== Entries supplied

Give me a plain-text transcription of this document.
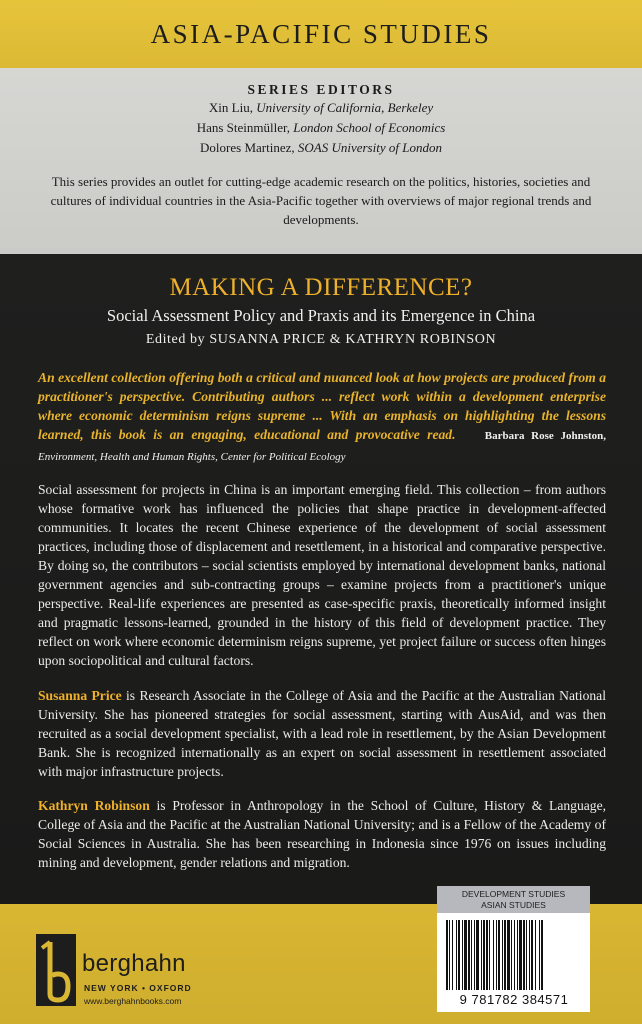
ASIA-PACIFIC STUDIES
SERIES EDITORS
Xin Liu, University of California, Berkeley
Hans Steinmüller, London School of Economics
Dolores Martinez, SOAS University of London
This series provides an outlet for cutting-edge academic research on the politics, histories, societies and cultures of individual countries in the Asia-Pacific together with overviews of major regional trends and developments.
MAKING A DIFFERENCE?
Social Assessment Policy and Praxis and its Emergence in China
Edited by SUSANNA PRICE & KATHRYN ROBINSON
An excellent collection offering both a critical and nuanced look at how projects are produced from a practitioner's perspective. Contributing authors ... reflect work within a development enterprise where economic determinism reigns supreme ... With an emphasis on highlighting the lessons learned, this book is an engaging, educational and provocative read.	Barbara Rose Johnston, Environment, Health and Human Rights, Center for Political Ecology
Social assessment for projects in China is an important emerging field. This collection – from authors whose formative work has influenced the policies that shape practice in development-affected communities. It locates the recent Chinese experience of the development of social assessment practices, including those of displacement and resettlement, in a historical and comparative perspective. By doing so, the contributors – social scientists employed by international development banks, national government agencies and sub-contracting groups – examine projects from a practitioner's unique perspective. Real-life experiences are presented as case-specific praxis, theoretically informed insight and pragmatic lessons-learned, grounded in the history of this field of development practice. They reflect on work where economic determinism reigns supreme, yet project failure or success often hinges upon sociopolitical and cultural factors.
Susanna Price is Research Associate in the College of Asia and the Pacific at the Australian National University. She has pioneered strategies for social assessment, starting with AusAid, and was then recruited as a social development specialist, with a lead role in resettlement, by the Asian Development Bank. She is recognized internationally as an expert on social assessment in resettlement associated with major infrastructure projects.
Kathryn Robinson is Professor in Anthropology in the School of Culture, History & Language, College of Asia and the Pacific at the Australian National University; and is a Fellow of the Academy of Social Sciences in Australia. She has been researching in Indonesia since 1976 on issues including mining and development, gender relations and migration.
berghahn
NEW YORK • OXFORD
www.berghahnbooks.com
DEVELOPMENT STUDIES
ASIAN STUDIES
9 781782 384571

====

Given task
Copy out all of the data word for word. Do not carry over any picture.

Output of the task
Give me a plain-text transcription of this document.
ASIA-PACIFIC STUDIES
SERIES EDITORS
Xin Liu, University of California, Berkeley
Hans Steinmüller, London School of Economics
Dolores Martinez, SOAS University of London
This series provides an outlet for cutting-edge academic research on the politics, histories, societies and cultures of individual countries in the Asia-Pacific together with overviews of major regional trends and developments.
MAKING A DIFFERENCE?
Social Assessment Policy and Praxis and its Emergence in China
Edited by SUSANNA PRICE & KATHRYN ROBINSON
An excellent collection offering both a critical and nuanced look at how projects are produced from a practitioner's perspective. Contributing authors ... reflect work within a development enterprise where economic determinism reigns supreme ... With an emphasis on highlighting the lessons learned, this book is an engaging, educational and provocative read.	Barbara Rose Johnston, Environment, Health and Human Rights, Center for Political Ecology
Social assessment for projects in China is an important emerging field. This collection – from authors whose formative work has influenced the policies that shape practice in development-affected communities. It locates the recent Chinese experience of the development of social assessment practices, including those of displacement and resettlement, in a historical and comparative perspective. By doing so, the contributors – social scientists employed by international development banks, national government agencies and sub-contracting groups – examine projects from a practitioner's unique perspective. Real-life experiences are presented as case-specific praxis, theoretically informed insight and pragmatic lessons-learned, grounded in the history of this field of development practice. They reflect on work where economic determinism reigns supreme, yet project failure or success often hinges upon sociopolitical and cultural factors.
Susanna Price is Research Associate in the College of Asia and the Pacific at the Australian National University. She has pioneered strategies for social assessment, starting with AusAid, and was then recruited as a social development specialist, with a lead role in resettlement, by the Asian Development Bank. She is recognized internationally as an expert on social assessment in resettlement associated with major infrastructure projects.
Kathryn Robinson is Professor in Anthropology in the School of Culture, History & Language, College of Asia and the Pacific at the Australian National University; and is a Fellow of the Academy of Social Sciences in Australia. She has been researching in Indonesia since 1976 on issues including mining and development, gender relations and migration.
berghahn
NEW YORK • OXFORD
www.berghahnbooks.com
DEVELOPMENT STUDIES
ASIAN STUDIES
9 781782 384571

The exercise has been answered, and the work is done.